Collected data entries:
╭──

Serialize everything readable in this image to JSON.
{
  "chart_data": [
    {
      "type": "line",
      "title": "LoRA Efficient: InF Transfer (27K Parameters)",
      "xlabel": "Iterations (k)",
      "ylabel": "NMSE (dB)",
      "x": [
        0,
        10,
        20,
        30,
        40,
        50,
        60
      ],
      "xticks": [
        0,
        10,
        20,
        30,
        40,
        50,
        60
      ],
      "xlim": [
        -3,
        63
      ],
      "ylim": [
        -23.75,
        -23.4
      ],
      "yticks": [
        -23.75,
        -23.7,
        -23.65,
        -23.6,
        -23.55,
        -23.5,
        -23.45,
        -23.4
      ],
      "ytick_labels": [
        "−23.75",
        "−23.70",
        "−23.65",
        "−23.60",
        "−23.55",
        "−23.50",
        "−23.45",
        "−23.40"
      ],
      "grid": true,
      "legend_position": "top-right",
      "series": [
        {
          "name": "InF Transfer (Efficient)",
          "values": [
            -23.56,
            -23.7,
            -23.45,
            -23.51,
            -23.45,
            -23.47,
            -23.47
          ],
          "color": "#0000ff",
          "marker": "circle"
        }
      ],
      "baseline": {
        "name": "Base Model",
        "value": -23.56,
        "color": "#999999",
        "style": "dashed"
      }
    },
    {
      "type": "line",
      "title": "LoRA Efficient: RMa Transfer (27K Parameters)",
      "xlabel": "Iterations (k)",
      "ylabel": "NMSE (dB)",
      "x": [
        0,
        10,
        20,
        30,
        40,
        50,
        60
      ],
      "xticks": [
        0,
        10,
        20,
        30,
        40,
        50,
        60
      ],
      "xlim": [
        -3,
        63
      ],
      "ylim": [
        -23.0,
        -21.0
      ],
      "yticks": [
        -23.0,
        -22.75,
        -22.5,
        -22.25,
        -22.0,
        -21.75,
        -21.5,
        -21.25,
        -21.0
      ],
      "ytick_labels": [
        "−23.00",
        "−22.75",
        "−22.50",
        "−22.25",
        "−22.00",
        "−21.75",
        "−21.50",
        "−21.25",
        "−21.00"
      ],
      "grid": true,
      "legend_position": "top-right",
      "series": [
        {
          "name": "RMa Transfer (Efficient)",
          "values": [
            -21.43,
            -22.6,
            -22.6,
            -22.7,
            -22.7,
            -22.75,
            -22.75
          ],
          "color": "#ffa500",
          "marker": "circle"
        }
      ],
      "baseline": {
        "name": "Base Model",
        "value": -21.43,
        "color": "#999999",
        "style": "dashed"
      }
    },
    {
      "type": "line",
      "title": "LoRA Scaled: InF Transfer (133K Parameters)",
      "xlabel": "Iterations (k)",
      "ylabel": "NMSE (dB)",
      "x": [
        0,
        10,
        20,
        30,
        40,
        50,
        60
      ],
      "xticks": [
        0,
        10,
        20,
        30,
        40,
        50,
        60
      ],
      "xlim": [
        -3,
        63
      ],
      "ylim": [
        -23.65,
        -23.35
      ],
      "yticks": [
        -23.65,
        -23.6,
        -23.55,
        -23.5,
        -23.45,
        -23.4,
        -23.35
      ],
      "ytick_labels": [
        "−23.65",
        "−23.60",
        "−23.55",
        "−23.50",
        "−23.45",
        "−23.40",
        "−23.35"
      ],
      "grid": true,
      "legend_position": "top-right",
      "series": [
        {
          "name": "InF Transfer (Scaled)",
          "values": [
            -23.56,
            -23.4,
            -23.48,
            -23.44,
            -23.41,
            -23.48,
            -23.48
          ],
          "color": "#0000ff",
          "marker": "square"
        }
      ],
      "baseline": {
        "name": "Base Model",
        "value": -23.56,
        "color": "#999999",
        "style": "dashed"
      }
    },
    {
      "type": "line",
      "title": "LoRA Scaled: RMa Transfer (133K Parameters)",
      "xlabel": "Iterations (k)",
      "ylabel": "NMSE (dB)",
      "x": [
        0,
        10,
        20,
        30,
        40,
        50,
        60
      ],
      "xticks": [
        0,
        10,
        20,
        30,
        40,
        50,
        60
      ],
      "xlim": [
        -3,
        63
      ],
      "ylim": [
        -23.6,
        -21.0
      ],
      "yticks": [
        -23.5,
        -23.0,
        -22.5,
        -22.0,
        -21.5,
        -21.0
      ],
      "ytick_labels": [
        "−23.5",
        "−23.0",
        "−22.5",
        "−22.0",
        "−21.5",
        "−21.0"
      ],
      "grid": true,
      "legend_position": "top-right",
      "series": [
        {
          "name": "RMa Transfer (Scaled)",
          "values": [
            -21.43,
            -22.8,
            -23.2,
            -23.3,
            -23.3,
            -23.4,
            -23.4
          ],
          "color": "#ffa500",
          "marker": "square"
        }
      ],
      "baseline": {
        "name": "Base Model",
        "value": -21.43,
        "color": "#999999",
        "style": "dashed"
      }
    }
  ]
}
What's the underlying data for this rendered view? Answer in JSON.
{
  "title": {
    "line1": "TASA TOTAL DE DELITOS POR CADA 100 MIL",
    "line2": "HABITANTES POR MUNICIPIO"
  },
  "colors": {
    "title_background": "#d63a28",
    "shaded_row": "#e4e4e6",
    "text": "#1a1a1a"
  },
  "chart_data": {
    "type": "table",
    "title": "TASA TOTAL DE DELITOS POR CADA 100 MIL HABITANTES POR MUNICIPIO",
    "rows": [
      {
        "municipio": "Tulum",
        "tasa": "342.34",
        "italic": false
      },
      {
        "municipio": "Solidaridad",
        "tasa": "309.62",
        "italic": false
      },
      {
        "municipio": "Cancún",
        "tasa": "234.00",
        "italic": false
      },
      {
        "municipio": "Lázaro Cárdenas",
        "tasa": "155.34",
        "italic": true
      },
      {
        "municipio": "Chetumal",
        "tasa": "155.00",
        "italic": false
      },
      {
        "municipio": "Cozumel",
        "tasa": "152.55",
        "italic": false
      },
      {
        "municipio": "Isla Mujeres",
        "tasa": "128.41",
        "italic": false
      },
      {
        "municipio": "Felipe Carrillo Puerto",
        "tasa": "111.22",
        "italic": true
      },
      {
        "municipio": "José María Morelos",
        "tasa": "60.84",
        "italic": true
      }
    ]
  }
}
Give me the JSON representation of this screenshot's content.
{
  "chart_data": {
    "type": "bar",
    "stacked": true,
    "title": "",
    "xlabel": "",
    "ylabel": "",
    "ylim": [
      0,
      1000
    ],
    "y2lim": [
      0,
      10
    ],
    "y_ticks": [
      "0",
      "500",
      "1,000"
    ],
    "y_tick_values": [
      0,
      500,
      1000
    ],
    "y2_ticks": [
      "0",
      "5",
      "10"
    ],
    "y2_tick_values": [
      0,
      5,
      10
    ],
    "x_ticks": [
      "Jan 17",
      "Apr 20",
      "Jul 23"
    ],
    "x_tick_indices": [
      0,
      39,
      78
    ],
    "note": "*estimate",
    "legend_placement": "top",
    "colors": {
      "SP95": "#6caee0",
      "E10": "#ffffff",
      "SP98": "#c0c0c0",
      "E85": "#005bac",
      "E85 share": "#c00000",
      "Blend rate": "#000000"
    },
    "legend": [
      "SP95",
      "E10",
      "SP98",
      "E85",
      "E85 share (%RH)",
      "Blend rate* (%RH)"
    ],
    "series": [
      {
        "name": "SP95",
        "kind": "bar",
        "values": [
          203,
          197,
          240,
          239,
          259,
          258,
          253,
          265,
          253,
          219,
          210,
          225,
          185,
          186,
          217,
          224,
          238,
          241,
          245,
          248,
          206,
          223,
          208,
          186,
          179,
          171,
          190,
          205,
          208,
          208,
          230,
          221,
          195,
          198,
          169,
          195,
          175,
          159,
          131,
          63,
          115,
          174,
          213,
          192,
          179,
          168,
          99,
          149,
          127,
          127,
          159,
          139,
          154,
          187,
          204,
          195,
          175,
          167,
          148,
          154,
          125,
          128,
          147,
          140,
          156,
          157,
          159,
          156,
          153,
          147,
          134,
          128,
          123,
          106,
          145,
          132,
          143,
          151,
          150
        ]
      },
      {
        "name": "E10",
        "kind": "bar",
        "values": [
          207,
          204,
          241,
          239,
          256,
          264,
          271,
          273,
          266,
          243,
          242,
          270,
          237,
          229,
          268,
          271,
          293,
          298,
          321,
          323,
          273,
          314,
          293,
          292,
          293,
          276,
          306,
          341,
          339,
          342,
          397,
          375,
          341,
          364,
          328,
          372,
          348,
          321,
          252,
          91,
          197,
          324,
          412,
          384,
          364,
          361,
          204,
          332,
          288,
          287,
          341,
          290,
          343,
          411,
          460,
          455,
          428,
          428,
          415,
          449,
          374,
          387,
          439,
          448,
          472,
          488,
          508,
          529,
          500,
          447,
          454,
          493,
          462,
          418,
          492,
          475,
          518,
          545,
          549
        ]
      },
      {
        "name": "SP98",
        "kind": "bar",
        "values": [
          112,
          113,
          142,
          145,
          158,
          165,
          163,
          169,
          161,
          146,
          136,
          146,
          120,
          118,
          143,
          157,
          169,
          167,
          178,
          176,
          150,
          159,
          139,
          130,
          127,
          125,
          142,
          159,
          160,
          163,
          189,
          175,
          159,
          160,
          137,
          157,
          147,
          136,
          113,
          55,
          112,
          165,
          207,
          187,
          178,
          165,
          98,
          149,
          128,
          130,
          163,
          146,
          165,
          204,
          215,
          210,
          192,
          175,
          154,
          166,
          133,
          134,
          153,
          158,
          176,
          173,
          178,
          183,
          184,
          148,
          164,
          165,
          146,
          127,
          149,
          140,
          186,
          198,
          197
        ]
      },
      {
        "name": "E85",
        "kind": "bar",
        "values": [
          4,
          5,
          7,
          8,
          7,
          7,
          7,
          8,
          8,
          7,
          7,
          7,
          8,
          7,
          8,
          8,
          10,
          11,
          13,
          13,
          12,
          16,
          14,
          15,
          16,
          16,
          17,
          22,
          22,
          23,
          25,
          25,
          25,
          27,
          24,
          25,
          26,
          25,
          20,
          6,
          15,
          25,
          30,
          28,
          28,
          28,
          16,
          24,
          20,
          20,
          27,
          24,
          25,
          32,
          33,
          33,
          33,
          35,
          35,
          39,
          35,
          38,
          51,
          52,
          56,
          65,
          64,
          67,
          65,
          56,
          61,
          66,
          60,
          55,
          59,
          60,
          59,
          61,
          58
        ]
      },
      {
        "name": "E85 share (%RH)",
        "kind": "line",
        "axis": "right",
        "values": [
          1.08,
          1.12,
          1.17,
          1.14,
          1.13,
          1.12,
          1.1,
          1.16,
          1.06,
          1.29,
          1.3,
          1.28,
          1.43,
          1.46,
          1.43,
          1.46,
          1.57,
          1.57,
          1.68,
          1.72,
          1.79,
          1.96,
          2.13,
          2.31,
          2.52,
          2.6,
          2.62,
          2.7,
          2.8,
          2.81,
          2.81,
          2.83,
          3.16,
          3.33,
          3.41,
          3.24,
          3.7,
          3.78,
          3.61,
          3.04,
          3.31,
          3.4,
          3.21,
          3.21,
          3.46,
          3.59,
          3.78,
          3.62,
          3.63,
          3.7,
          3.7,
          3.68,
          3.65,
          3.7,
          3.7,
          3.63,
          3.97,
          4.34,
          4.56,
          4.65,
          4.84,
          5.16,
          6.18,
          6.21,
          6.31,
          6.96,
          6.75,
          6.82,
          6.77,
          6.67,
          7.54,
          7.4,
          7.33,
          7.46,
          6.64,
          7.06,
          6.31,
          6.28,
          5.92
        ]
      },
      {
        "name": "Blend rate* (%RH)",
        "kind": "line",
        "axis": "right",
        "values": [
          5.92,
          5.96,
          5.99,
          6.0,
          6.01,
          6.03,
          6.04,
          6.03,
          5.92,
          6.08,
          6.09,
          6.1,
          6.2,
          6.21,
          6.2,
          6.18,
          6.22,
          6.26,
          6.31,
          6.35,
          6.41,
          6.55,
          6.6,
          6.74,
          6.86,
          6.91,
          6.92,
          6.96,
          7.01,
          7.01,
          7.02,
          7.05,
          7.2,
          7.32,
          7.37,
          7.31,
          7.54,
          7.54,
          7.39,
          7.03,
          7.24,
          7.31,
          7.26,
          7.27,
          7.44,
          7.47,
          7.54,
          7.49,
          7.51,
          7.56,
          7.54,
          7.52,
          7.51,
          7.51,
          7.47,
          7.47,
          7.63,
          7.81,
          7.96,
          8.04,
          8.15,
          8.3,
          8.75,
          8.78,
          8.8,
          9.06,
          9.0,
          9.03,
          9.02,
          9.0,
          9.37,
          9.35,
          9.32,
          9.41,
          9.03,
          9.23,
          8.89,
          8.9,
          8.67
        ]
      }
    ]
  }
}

╰──

- **Aim**: Pull out each line containing the word "Parameters" and copy it.

- **Expected answer**:
      "title": "LoRA Efficient: InF Transfer (27K Parameters)",
      "title": "LoRA Efficient: RMa Transfer (27K Parameters)",
      "title": "LoRA Scaled: InF Transfer (133K Parameters)",
      "title": "LoRA Scaled: RMa Transfer (133K Parameters)",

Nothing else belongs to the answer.